INSTRUCTION –
Reproduce the listing below line for line, with nothing changed, and omit the pictures from your answer.

* Begin DATA EXCERPTS *

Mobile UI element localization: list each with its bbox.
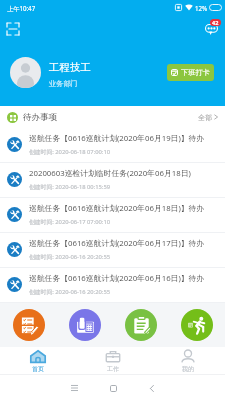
staticText: 12% xyxy=(195,4,208,12)
staticText: 巡航任务【0616巡航计划(2020年06月17日)】待办 xyxy=(29,238,205,249)
button[interactable]: Messages xyxy=(199,19,221,36)
staticText: 业务部门 xyxy=(49,79,78,88)
button[interactable]: Home xyxy=(103,377,123,399)
staticText: 首页 xyxy=(32,365,44,372)
button[interactable]: 我的 xyxy=(150,347,225,374)
button[interactable]: 巡航任务【0616巡航计划(2020年06月19日)】待办 xyxy=(0,128,225,162)
staticText: 工作 xyxy=(107,365,119,372)
button[interactable]: Tasks xyxy=(125,309,157,341)
button[interactable]: Recents xyxy=(64,377,84,399)
button[interactable]: Patrol xyxy=(181,309,213,341)
staticText: 待办事项 xyxy=(23,112,57,123)
button[interactable]: Devices xyxy=(69,309,101,341)
staticText: 创建时间: 2020-06-18 00:15:59 xyxy=(29,183,111,191)
button[interactable]: 首页 xyxy=(0,347,75,374)
staticText: 我的 xyxy=(182,365,194,372)
staticText: 上午10:47 xyxy=(7,4,36,12)
button[interactable]: 巡航任务【0616巡航计划(2020年06月16日)】待办 xyxy=(0,268,225,302)
staticText: 工程技工 xyxy=(49,61,91,74)
button[interactable]: Scan xyxy=(3,19,22,38)
staticText: 全部 xyxy=(198,113,212,122)
button[interactable]: 下班打卡 xyxy=(167,64,214,81)
button[interactable]: 巡航任务【0616巡航计划(2020年06月18日)】待办 xyxy=(0,198,225,232)
button[interactable]: Reports xyxy=(13,309,45,341)
staticText: 巡航任务【0616巡航计划(2020年06月18日)】待办 xyxy=(29,203,205,214)
staticText: 巡航任务【0616巡航计划(2020年06月19日)】待办 xyxy=(29,133,205,144)
staticText: 20200603巡检计划临时任务(2020年06月18日) xyxy=(29,168,191,179)
staticText: 巡航任务【0616巡航计划(2020年06月16日)】待办 xyxy=(29,273,205,284)
button[interactable]: 工作 xyxy=(75,347,150,374)
button[interactable]: 巡航任务【0616巡航计划(2020年06月17日)】待办 xyxy=(0,233,225,267)
button[interactable]: 待办事项 xyxy=(7,106,218,128)
staticText: 创建时间: 2020-06-16 20:20:55 xyxy=(29,288,111,296)
staticText: 下班打卡 xyxy=(181,68,210,77)
staticText: 创建时间: 2020-06-17 07:00:10 xyxy=(29,218,111,226)
staticText: 创建时间: 2020-06-18 07:00:10 xyxy=(29,148,111,156)
button[interactable]: 20200603巡检计划临时任务(2020年06月18日) xyxy=(0,163,225,197)
staticText: 创建时间: 2020-06-16 20:20:55 xyxy=(29,253,111,261)
button[interactable]: Back xyxy=(142,377,162,399)
staticText: 42 xyxy=(212,19,219,26)
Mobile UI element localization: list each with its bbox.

* End DATA EXCERPTS *

FULL OUTPUT –
Mobile UI element localization: list each with its bbox.
staticText: 12% xyxy=(195,4,208,12)
staticText: 巡航任务【0616巡航计划(2020年06月17日)】待办 xyxy=(29,238,205,249)
button[interactable]: Messages xyxy=(199,19,221,36)
staticText: 业务部门 xyxy=(49,79,78,88)
button[interactable]: Home xyxy=(103,377,123,399)
staticText: 首页 xyxy=(32,365,44,372)
button[interactable]: 我的 xyxy=(150,347,225,374)
button[interactable]: 巡航任务【0616巡航计划(2020年06月19日)】待办 xyxy=(0,128,225,162)
staticText: 工作 xyxy=(107,365,119,372)
button[interactable]: Tasks xyxy=(125,309,157,341)
button[interactable]: Recents xyxy=(64,377,84,399)
button[interactable]: Patrol xyxy=(181,309,213,341)
staticText: 待办事项 xyxy=(23,112,57,123)
button[interactable]: Devices xyxy=(69,309,101,341)
staticText: 创建时间: 2020-06-18 00:15:59 xyxy=(29,183,111,191)
button[interactable]: 首页 xyxy=(0,347,75,374)
staticText: 我的 xyxy=(182,365,194,372)
staticText: 上午10:47 xyxy=(7,4,36,12)
button[interactable]: 巡航任务【0616巡航计划(2020年06月16日)】待办 xyxy=(0,268,225,302)
staticText: 工程技工 xyxy=(49,61,91,74)
button[interactable]: Scan xyxy=(3,19,22,38)
staticText: 全部 xyxy=(198,113,212,122)
button[interactable]: 下班打卡 xyxy=(167,64,214,81)
button[interactable]: 巡航任务【0616巡航计划(2020年06月18日)】待办 xyxy=(0,198,225,232)
button[interactable]: Reports xyxy=(13,309,45,341)
staticText: 巡航任务【0616巡航计划(2020年06月18日)】待办 xyxy=(29,203,205,214)
staticText: 巡航任务【0616巡航计划(2020年06月19日)】待办 xyxy=(29,133,205,144)
staticText: 20200603巡检计划临时任务(2020年06月18日) xyxy=(29,168,191,179)
staticText: 巡航任务【0616巡航计划(2020年06月16日)】待办 xyxy=(29,273,205,284)
button[interactable]: 工作 xyxy=(75,347,150,374)
button[interactable]: 巡航任务【0616巡航计划(2020年06月17日)】待办 xyxy=(0,233,225,267)
button[interactable]: 待办事项 xyxy=(7,106,218,128)
staticText: 创建时间: 2020-06-16 20:20:55 xyxy=(29,288,111,296)
staticText: 下班打卡 xyxy=(181,68,210,77)
staticText: 创建时间: 2020-06-17 07:00:10 xyxy=(29,218,111,226)
staticText: 创建时间: 2020-06-18 07:00:10 xyxy=(29,148,111,156)
button[interactable]: 20200603巡检计划临时任务(2020年06月18日) xyxy=(0,163,225,197)
staticText: 创建时间: 2020-06-16 20:20:55 xyxy=(29,253,111,261)
button[interactable]: Back xyxy=(142,377,162,399)
staticText: 42 xyxy=(212,19,219,26)
Mobile UI element localization: list each with its bbox.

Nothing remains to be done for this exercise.